Collection entries
[start]

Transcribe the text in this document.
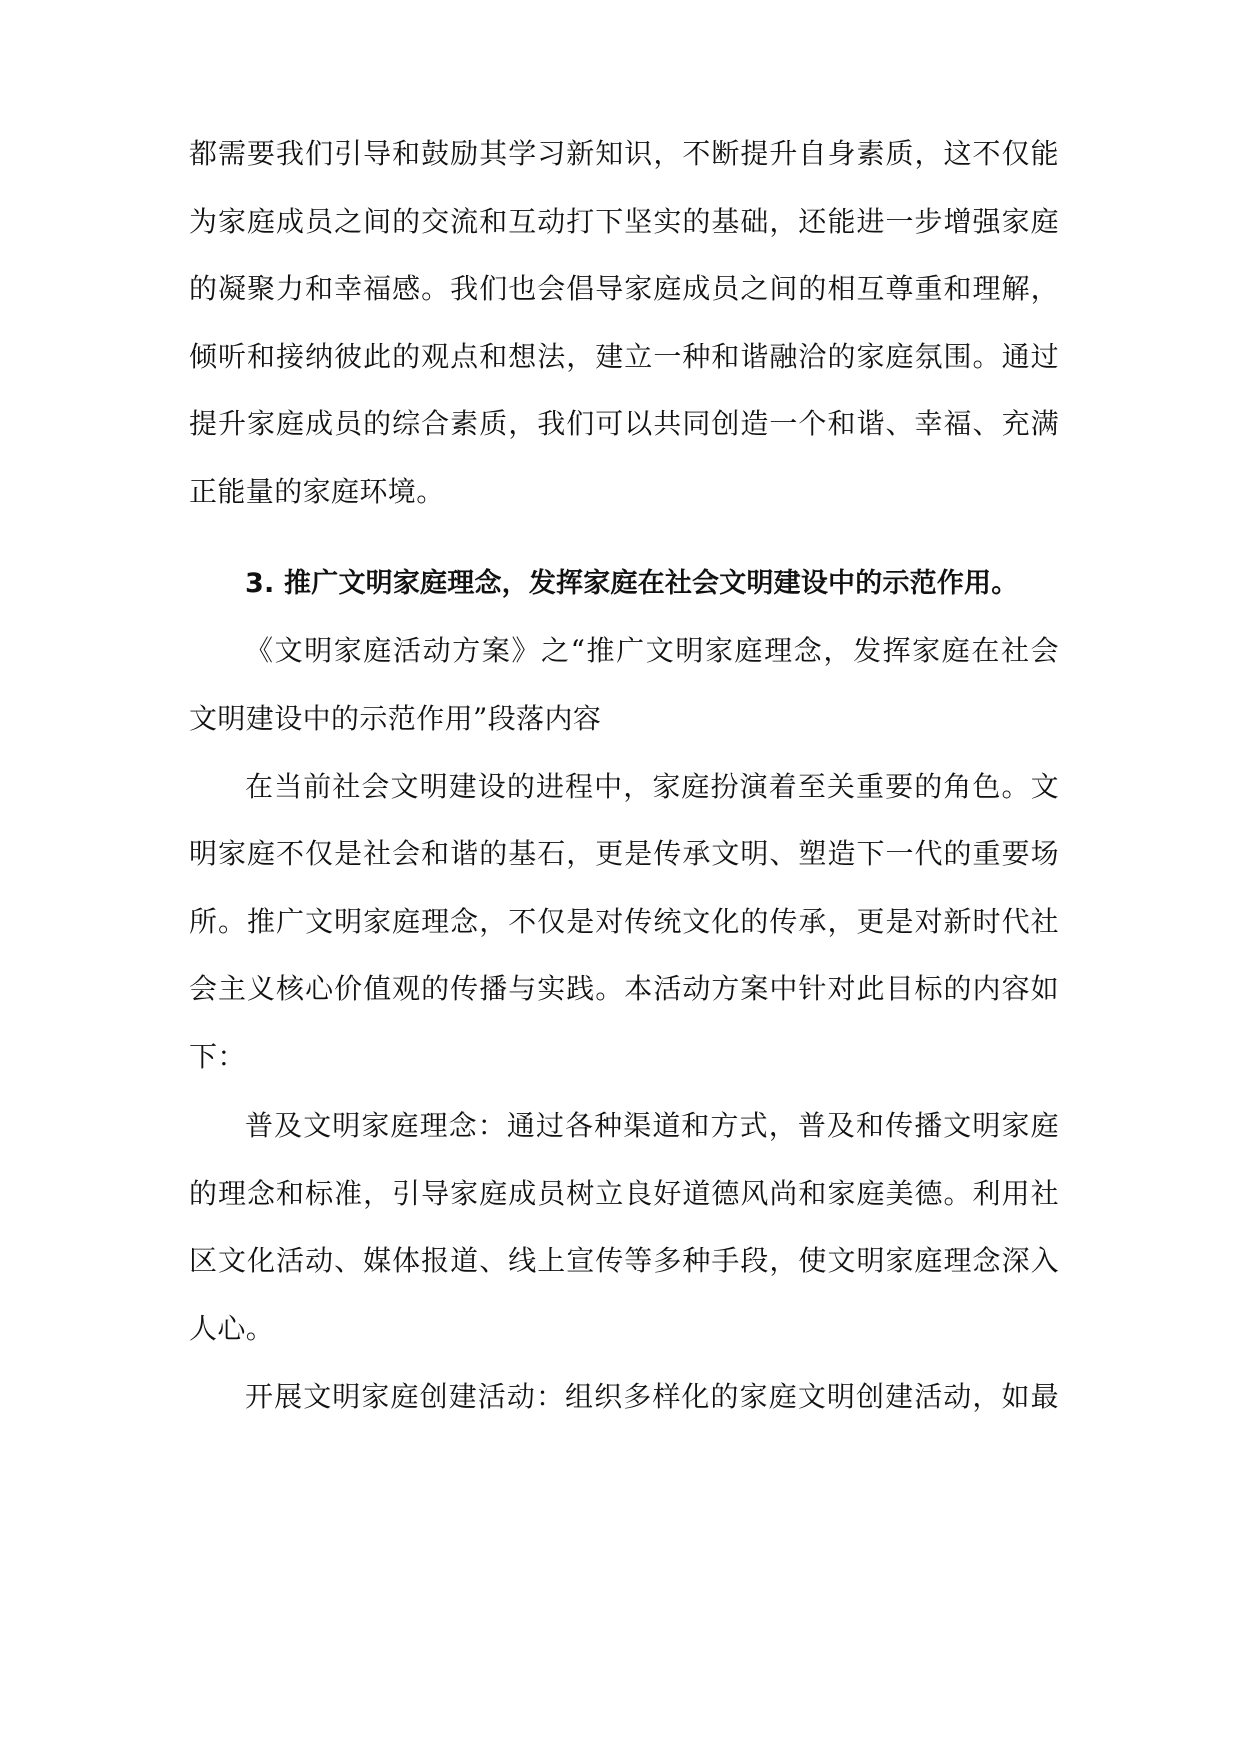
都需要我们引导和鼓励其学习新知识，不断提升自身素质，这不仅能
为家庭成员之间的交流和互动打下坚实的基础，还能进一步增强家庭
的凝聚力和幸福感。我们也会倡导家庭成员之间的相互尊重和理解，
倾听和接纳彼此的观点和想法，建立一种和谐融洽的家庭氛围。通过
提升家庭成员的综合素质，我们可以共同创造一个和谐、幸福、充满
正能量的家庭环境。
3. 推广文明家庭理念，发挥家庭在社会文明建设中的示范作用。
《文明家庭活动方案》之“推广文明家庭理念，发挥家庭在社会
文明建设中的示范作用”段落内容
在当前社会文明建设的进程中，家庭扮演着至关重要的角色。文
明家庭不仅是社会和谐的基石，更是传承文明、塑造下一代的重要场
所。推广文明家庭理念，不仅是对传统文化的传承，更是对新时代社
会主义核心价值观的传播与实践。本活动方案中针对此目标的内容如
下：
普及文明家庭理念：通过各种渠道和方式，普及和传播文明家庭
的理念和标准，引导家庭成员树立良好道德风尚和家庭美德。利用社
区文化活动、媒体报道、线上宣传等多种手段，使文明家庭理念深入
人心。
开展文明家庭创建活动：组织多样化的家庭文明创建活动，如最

[end]

**EXERCISE DETAILS:**
Output the entries above exactly. Drop the pictures.

**ANSWER FOR THIS EXERCISE:**
Transcribe the text in this document.
都需要我们引导和鼓励其学习新知识，不断提升自身素质，这不仅能
为家庭成员之间的交流和互动打下坚实的基础，还能进一步增强家庭
的凝聚力和幸福感。我们也会倡导家庭成员之间的相互尊重和理解，
倾听和接纳彼此的观点和想法，建立一种和谐融洽的家庭氛围。通过
提升家庭成员的综合素质，我们可以共同创造一个和谐、幸福、充满
正能量的家庭环境。
3. 推广文明家庭理念，发挥家庭在社会文明建设中的示范作用。
《文明家庭活动方案》之“推广文明家庭理念，发挥家庭在社会
文明建设中的示范作用”段落内容
在当前社会文明建设的进程中，家庭扮演着至关重要的角色。文
明家庭不仅是社会和谐的基石，更是传承文明、塑造下一代的重要场
所。推广文明家庭理念，不仅是对传统文化的传承，更是对新时代社
会主义核心价值观的传播与实践。本活动方案中针对此目标的内容如
下：
普及文明家庭理念：通过各种渠道和方式，普及和传播文明家庭
的理念和标准，引导家庭成员树立良好道德风尚和家庭美德。利用社
区文化活动、媒体报道、线上宣传等多种手段，使文明家庭理念深入
人心。
开展文明家庭创建活动：组织多样化的家庭文明创建活动，如最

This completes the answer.